> **What this exercise asks**:
a) In the NanoPi R2S post below, what subnet does the R2S software assign to the LAN by default?
b) According to the NanoPi R2S post below, what did the author connect or plug in to set up the unit? List every item.
c) Reproduce the NanoPi R2S post from the words "This lovely little" up to and including the words "my Raspberry Pi.".

> **Reading text**:
NanoPi R2S OpenWrt miniRouter – great for testing

The new FriendlyElec R2S is more fully described as NanoPi R2S: a Raspberry Pi alternative that incorporates two Gigabit Ethernet ports. That’s not strictly true, it is nothing like an alternative to the Raspberry Pi 4, for example, but with 1GB RAM it runs OpenWrt – the FA version which works straight of of the box – no problem – I set it up recently and it works perfectly – I needed to test my Spanish Raspberry Pi which is on a different subnet to my UK installation and the R2S did the job perfectly.


The R2S arrived as a smallyellow boxed unit that looks remarkably like one of those inexpensive Mango mini-routers. I perhaps should have held onto this blog entry until suppliers start stocking the R2S, but I had an immediate use for this device using the FriendlyArm supplied image – check their WIKI.

This lovely little init was ready to go, needing only for me to download the above OpenWrt image onto an SD (I had a 16GB microSD handy) and power up with a USB supply (not provided). As you will see in the photo, the microSD sits in the corner of the board, opposite the Ethernet blocks. I connected the Ethernet leads, USB and plugged in an SD – that’s it.

R2S from FriendlyArm

My need in this example is for a router with WAN input and one LAN output (for the Pi which has to sit on subnet 192.168.1.x) – my internal network as it happens is 192.168.14x so I simply plugged the WAN connection into my network and the LAN connection into my Raspberry Pi.

Well, not quite, the R2S software by default sets the LAN to 192.168.2.x and it took all of 30 seconds to change that to 192.168.1.x – and add a passord (default none) to user ROOT.

Regular readers will know I’ve set up LOTS of FriendlyArm boards with various operating systems but in this case all I needed was the stock OpenWrt software from the FA site. You might be interested in their FriendlyCore (Ubuntu) software if you want something more ambitious.

I’ve already noted some comments in here about speed (good or otherwise) of this mini router… my experience so far suggests not trying to pretend it is a proper router (like a Draytek or similar) but for testing and experimenting it’s great fun and doesn’t tie up an expensive router.

Let’s have your comments… have you used the Previous model – or ever come across the Mango I mentioned?


12 thoughts on “NanoPi R2S OpenWrt miniRouter – great for testing

  1. Nice device, we’re using at work the previous model, the R1S, which has as option an 8gb emmc module, strange they did not add this as an addon in newer model… And it has a nice full metal case, too… You can get a gl-inet Mango router for about 22€ if your only need is routing, and have it run mosquitto, too… But on this little beast you can even run nodered, as it has 1gb ram!

> **Provided material**:
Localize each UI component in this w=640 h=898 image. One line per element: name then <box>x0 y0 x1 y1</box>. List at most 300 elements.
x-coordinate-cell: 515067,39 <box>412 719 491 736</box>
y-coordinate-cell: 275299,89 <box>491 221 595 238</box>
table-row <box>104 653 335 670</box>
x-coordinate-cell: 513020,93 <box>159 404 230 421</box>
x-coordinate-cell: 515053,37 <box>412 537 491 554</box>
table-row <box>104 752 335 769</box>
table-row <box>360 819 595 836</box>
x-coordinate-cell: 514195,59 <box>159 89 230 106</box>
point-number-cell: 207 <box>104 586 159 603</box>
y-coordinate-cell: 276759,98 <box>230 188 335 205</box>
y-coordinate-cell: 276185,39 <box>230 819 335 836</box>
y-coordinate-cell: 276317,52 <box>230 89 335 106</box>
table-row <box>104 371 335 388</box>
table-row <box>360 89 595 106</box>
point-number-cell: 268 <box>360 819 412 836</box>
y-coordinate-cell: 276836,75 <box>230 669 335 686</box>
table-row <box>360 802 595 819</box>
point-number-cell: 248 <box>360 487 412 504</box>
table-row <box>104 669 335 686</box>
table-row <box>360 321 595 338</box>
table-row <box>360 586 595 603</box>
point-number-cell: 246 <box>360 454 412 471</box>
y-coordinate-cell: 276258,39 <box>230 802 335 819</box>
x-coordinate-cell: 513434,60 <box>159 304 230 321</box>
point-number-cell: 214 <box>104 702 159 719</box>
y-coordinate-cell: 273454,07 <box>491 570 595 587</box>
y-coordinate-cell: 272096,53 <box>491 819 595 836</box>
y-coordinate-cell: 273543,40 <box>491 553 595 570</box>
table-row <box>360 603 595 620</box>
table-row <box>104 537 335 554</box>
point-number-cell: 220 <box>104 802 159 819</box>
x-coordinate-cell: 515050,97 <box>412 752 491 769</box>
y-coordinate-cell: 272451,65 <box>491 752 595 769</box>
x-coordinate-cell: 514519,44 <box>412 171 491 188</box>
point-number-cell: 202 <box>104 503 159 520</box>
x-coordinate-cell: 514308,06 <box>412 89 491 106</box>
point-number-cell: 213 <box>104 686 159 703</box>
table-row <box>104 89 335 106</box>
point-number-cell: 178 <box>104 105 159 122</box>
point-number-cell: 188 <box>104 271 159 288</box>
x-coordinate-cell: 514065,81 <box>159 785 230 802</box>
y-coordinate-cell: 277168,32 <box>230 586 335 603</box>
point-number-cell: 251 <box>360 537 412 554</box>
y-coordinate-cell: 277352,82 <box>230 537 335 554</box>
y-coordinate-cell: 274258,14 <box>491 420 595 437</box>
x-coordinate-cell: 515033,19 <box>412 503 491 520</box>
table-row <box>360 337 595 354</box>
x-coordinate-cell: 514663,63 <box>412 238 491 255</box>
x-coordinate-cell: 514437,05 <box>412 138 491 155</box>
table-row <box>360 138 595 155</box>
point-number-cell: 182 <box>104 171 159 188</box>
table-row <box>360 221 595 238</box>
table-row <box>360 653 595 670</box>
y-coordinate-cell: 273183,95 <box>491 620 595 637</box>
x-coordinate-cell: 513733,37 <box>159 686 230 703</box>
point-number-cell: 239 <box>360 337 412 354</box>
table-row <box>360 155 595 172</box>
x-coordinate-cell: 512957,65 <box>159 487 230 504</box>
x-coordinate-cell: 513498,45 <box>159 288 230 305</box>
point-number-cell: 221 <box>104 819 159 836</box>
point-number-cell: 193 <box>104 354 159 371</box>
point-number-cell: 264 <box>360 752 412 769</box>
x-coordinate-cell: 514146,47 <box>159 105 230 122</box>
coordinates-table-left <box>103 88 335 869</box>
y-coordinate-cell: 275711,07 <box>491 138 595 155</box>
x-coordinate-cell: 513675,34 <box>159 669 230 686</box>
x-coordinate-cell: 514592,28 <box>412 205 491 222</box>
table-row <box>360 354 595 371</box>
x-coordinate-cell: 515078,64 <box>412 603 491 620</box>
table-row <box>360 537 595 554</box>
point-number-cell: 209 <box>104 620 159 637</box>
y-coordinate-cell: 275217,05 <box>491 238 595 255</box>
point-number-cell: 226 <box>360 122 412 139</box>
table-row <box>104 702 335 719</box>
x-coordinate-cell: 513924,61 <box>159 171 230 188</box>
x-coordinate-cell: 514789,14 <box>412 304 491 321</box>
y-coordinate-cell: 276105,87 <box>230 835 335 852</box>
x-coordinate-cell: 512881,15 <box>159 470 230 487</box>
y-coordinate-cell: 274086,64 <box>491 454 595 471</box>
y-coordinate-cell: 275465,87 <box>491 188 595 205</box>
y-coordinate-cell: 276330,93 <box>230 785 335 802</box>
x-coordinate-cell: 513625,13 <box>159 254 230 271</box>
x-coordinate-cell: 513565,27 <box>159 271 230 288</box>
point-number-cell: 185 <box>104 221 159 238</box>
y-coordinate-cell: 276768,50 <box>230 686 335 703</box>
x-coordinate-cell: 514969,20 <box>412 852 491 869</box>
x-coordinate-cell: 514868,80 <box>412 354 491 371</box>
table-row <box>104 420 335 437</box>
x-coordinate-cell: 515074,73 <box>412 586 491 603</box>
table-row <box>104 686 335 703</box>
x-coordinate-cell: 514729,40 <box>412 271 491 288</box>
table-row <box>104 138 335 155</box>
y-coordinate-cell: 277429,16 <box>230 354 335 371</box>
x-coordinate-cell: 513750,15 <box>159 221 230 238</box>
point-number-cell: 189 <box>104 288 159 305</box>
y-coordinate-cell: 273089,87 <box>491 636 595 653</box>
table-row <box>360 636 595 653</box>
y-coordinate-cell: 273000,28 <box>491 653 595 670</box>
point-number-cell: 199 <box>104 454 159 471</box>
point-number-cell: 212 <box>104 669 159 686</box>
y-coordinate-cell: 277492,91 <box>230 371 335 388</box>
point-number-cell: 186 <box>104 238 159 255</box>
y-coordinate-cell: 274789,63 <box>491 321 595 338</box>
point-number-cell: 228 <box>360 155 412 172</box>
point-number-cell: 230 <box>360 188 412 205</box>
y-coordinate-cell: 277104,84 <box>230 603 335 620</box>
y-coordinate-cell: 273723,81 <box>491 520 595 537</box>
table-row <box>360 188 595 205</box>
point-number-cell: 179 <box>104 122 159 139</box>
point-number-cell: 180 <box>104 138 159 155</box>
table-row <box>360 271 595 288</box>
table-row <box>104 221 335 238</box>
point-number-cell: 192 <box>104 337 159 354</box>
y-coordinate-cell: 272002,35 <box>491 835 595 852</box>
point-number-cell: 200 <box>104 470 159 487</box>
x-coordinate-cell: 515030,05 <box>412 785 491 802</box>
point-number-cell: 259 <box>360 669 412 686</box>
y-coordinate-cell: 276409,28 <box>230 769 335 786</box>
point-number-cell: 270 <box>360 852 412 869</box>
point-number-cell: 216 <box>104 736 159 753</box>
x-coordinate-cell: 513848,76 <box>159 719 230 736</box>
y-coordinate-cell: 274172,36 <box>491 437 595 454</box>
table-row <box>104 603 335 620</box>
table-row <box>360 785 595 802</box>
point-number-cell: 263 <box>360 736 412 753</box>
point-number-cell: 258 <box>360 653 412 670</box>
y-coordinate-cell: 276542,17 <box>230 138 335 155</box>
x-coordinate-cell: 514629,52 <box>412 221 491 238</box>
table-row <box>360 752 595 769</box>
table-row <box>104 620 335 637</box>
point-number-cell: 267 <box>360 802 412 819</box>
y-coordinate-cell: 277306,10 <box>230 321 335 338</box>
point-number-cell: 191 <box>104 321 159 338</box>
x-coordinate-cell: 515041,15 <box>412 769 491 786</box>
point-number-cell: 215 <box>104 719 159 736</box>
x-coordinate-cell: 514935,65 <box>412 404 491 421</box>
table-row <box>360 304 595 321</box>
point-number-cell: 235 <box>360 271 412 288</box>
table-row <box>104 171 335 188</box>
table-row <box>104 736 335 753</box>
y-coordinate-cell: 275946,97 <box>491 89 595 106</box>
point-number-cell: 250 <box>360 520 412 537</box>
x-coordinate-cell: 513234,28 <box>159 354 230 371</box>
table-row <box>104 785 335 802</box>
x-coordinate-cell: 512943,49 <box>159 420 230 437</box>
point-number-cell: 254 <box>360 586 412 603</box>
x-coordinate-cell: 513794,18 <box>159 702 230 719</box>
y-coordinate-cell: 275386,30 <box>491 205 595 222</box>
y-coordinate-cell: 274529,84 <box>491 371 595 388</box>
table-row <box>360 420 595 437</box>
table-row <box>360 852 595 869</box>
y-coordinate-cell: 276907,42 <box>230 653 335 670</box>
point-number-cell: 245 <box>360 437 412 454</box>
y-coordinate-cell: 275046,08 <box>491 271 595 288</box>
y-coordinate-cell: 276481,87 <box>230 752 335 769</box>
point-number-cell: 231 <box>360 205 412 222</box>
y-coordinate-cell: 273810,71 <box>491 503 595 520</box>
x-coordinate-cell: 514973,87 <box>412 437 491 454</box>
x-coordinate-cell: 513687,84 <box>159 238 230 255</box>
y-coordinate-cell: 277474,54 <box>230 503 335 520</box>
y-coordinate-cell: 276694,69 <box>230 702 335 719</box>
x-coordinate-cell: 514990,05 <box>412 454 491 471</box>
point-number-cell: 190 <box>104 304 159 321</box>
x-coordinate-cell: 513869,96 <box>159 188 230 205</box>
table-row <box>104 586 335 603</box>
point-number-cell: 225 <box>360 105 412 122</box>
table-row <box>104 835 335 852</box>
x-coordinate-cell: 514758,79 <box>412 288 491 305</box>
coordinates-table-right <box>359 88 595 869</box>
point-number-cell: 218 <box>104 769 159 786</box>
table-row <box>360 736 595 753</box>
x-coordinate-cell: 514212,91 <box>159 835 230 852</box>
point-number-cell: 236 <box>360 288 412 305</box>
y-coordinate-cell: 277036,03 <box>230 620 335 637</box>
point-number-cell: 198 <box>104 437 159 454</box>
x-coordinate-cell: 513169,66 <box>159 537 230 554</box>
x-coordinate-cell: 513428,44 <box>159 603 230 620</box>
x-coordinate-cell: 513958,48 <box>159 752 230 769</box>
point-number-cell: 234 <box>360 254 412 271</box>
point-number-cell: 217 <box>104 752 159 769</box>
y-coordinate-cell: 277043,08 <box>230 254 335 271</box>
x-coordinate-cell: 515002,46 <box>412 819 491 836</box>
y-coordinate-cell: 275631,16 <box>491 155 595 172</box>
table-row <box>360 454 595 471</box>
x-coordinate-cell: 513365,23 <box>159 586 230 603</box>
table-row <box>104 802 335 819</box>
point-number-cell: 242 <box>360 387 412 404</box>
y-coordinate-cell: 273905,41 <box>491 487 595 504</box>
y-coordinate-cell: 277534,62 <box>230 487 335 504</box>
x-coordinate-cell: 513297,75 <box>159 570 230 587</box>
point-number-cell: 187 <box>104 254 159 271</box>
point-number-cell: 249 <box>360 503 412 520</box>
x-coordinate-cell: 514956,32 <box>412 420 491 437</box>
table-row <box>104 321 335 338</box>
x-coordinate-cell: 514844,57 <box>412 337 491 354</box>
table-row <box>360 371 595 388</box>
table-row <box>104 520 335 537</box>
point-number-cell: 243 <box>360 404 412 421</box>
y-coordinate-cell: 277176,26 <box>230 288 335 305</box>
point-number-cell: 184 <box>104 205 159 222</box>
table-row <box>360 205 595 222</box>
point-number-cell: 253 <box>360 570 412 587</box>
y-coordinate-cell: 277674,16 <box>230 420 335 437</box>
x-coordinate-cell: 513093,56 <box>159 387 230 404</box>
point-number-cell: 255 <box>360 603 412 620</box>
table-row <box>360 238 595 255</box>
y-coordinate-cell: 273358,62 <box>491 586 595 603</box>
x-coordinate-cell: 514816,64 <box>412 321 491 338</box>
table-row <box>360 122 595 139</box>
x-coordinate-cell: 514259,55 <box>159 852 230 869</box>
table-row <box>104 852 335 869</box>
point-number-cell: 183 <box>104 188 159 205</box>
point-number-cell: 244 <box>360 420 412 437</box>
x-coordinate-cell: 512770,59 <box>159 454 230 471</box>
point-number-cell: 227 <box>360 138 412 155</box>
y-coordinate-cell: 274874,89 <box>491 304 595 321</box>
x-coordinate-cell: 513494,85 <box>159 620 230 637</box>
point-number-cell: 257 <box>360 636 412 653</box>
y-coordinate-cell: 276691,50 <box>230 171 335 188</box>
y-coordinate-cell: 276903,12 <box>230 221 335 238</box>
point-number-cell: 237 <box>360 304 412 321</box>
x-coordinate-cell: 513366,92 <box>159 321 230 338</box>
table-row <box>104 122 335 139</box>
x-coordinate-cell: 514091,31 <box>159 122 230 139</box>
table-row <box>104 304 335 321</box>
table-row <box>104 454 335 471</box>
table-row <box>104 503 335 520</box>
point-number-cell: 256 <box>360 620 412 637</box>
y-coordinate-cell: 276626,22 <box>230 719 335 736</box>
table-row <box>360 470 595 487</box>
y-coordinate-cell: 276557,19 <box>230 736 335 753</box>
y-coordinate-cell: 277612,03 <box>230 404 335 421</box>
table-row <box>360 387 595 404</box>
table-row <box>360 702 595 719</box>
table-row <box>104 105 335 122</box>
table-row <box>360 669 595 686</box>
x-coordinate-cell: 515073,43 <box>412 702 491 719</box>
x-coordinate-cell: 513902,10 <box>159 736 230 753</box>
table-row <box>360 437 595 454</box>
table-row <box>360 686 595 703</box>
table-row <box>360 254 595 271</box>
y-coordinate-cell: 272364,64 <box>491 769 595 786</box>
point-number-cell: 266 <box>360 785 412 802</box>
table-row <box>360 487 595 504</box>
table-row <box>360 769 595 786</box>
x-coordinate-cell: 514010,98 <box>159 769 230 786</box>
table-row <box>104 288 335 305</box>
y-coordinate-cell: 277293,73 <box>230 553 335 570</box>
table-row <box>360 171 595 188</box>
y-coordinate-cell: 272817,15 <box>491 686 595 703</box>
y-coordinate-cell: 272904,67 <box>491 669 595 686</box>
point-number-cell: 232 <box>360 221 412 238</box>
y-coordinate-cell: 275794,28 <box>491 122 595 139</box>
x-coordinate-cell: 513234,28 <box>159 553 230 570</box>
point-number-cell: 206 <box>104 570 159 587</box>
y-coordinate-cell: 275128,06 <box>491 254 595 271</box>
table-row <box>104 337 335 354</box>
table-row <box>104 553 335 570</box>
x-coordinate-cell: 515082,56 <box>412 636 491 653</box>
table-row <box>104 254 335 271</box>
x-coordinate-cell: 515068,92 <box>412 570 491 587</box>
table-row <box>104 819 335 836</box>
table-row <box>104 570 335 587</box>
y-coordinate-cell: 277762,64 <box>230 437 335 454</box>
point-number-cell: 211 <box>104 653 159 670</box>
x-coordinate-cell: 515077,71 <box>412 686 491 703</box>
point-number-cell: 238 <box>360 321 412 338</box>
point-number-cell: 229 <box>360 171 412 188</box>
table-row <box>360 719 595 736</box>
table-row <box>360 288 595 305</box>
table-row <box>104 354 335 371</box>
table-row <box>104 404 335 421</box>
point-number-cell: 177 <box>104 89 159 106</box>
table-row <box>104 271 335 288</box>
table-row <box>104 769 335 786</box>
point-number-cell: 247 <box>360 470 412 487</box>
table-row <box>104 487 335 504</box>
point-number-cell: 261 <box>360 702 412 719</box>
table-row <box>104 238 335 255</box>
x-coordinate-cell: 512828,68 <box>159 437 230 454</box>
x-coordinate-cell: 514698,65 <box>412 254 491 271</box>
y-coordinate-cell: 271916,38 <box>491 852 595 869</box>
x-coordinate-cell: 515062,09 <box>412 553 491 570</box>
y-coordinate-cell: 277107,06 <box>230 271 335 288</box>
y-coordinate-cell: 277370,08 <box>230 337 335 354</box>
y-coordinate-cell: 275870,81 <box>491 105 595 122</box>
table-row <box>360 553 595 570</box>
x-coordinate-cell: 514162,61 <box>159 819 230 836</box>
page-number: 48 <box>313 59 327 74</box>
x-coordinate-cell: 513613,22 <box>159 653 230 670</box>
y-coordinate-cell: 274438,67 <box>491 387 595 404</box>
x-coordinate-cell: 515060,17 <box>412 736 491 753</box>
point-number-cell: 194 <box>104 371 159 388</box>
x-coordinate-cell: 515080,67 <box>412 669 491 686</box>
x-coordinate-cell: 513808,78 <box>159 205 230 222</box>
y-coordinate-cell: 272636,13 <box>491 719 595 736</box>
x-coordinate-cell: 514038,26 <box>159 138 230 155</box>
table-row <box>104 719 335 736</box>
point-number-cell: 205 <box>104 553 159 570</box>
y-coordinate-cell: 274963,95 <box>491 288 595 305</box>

> **List of answers**:
a) 192.168.2.x

b)
- Ethernet leads
- USB
- an SD card

c)
This lovely little init was ready to go, needing only for me to download the above OpenWrt image onto an SD (I had a 16GB microSD handy) and power up with a USB supply (not provided). As you will see in the photo, the microSD sits in the corner of the board, opposite the Ethernet blocks. I connected the Ethernet leads, USB and plugged in an SD – that’s it.

R2S from FriendlyArm

My need in this example is for a router with WAN input and one LAN output (for the Pi which has to sit on subnet 192.168.1.x) – my internal network as it happens is 192.168.14x so I simply plugged the WAN connection into my network and the LAN connection into my Raspberry Pi.